Copy every line that mentions the word "Mikołaja".

########

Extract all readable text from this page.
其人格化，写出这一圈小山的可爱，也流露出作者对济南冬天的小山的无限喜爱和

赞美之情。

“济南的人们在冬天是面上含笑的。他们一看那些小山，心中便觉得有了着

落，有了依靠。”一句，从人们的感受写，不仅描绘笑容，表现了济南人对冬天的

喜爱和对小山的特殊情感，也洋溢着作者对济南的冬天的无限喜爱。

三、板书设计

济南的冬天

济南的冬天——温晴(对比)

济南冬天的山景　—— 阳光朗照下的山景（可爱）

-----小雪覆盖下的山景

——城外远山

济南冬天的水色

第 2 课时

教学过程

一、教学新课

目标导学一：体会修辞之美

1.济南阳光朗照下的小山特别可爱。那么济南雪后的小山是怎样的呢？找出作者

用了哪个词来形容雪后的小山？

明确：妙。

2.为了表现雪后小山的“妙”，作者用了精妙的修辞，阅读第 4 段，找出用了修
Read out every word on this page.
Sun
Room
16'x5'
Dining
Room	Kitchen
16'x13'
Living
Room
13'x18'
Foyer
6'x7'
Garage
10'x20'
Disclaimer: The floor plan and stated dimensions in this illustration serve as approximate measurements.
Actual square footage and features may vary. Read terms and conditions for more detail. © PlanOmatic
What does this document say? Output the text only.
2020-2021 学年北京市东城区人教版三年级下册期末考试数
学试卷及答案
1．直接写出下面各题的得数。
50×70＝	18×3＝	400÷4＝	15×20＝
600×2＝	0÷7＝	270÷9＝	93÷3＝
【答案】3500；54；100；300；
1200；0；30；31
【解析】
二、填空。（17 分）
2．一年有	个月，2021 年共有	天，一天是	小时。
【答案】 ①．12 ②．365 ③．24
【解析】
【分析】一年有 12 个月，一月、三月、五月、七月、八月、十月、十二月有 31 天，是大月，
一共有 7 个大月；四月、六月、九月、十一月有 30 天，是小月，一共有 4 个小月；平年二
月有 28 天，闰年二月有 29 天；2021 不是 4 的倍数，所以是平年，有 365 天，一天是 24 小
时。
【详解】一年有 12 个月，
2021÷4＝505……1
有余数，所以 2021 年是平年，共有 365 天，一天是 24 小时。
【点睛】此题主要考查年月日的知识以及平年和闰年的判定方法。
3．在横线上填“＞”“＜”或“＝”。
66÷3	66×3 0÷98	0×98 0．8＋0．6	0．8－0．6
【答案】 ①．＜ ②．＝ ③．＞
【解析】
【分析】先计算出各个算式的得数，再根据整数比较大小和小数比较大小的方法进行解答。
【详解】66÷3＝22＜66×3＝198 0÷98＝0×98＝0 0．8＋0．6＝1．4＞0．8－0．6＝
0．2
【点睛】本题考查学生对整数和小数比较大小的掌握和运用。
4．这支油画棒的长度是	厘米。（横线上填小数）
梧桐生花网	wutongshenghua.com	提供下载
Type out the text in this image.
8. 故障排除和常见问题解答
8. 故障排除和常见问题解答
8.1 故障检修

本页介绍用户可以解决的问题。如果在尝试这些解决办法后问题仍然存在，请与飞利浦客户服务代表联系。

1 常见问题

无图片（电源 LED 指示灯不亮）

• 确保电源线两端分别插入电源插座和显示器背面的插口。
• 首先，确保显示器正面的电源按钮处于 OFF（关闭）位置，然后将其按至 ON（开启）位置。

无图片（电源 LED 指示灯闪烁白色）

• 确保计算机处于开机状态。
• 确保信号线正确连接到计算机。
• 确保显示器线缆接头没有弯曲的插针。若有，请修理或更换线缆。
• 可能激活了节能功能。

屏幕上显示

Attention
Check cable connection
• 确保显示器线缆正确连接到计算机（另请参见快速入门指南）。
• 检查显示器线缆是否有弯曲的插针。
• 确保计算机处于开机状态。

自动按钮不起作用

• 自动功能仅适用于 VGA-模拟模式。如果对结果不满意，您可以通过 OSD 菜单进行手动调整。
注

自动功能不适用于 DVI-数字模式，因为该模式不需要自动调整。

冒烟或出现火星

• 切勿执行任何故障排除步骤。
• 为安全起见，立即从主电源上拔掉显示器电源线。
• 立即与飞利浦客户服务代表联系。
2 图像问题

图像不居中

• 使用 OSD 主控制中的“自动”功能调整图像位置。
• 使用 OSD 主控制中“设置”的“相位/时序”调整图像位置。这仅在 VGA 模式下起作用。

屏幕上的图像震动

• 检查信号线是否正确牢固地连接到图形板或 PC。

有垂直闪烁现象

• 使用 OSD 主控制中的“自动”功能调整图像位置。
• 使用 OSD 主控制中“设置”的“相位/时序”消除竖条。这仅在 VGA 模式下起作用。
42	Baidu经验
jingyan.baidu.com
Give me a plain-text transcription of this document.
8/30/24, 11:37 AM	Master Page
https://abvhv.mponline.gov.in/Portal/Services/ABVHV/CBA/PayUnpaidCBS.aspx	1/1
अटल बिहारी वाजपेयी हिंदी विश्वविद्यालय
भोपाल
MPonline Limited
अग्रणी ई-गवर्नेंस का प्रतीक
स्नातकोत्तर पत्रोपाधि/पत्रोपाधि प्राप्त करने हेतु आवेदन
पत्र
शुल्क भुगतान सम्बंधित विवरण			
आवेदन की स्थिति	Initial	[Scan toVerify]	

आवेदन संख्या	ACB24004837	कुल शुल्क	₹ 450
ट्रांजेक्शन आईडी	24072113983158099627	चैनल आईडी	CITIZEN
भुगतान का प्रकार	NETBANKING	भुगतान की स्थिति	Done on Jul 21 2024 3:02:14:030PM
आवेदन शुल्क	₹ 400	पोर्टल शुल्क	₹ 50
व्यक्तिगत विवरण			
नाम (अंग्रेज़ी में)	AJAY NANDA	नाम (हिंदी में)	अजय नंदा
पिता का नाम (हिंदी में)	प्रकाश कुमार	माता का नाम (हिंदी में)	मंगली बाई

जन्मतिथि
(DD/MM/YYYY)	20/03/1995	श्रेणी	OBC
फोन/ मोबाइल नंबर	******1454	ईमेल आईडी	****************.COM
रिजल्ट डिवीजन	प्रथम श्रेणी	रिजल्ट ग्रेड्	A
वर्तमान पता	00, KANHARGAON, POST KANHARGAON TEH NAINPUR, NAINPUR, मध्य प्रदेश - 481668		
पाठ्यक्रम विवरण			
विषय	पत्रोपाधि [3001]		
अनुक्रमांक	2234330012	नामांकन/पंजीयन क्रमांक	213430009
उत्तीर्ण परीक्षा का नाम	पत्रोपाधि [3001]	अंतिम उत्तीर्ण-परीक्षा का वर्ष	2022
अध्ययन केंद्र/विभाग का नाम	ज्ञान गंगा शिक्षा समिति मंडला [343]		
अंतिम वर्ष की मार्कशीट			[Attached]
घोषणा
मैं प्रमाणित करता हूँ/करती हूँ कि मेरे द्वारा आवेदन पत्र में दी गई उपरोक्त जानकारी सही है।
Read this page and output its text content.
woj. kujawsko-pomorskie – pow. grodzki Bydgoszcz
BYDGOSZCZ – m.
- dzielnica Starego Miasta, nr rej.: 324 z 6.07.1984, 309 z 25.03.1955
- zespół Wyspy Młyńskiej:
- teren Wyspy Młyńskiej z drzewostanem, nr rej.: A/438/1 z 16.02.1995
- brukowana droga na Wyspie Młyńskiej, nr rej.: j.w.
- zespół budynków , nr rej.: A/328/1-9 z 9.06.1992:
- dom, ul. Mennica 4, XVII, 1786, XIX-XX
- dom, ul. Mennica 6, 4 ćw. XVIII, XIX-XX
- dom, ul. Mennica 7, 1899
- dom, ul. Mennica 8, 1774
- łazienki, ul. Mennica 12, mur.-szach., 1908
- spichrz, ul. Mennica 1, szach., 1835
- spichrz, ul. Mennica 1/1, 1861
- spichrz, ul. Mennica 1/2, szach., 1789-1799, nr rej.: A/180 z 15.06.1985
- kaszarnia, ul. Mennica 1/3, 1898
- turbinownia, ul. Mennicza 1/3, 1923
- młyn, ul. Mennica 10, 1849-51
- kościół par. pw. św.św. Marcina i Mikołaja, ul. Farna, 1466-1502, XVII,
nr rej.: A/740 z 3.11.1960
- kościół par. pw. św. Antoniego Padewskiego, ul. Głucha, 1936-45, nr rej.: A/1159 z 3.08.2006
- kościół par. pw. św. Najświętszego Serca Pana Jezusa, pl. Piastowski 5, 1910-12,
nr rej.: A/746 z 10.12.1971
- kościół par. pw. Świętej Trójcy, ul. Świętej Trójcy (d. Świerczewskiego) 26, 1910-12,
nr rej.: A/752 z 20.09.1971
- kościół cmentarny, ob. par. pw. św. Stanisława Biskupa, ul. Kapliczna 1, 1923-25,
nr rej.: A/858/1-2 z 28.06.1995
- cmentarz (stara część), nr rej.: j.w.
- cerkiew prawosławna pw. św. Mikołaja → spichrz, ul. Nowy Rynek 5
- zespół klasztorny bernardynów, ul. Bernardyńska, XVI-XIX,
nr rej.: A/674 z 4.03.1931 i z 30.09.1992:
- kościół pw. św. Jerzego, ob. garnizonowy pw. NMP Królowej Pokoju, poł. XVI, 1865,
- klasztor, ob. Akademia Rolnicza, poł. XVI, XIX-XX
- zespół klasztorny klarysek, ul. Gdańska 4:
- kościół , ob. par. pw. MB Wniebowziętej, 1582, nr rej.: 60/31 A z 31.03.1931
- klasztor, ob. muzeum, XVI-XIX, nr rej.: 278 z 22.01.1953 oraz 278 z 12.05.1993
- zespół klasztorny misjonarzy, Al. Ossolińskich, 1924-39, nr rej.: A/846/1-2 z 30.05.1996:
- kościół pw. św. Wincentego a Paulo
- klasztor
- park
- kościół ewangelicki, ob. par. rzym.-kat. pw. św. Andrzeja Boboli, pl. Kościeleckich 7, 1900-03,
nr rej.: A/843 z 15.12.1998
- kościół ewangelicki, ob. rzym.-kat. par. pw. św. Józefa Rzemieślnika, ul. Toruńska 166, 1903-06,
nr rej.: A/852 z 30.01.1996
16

########

Final result:
- kościół par. pw. św.św. Marcina i Mikołaja, ul. Farna, 1466-1502, XVII,
- cerkiew prawosławna pw. św. Mikołaja → spichrz, ul. Nowy Rynek 5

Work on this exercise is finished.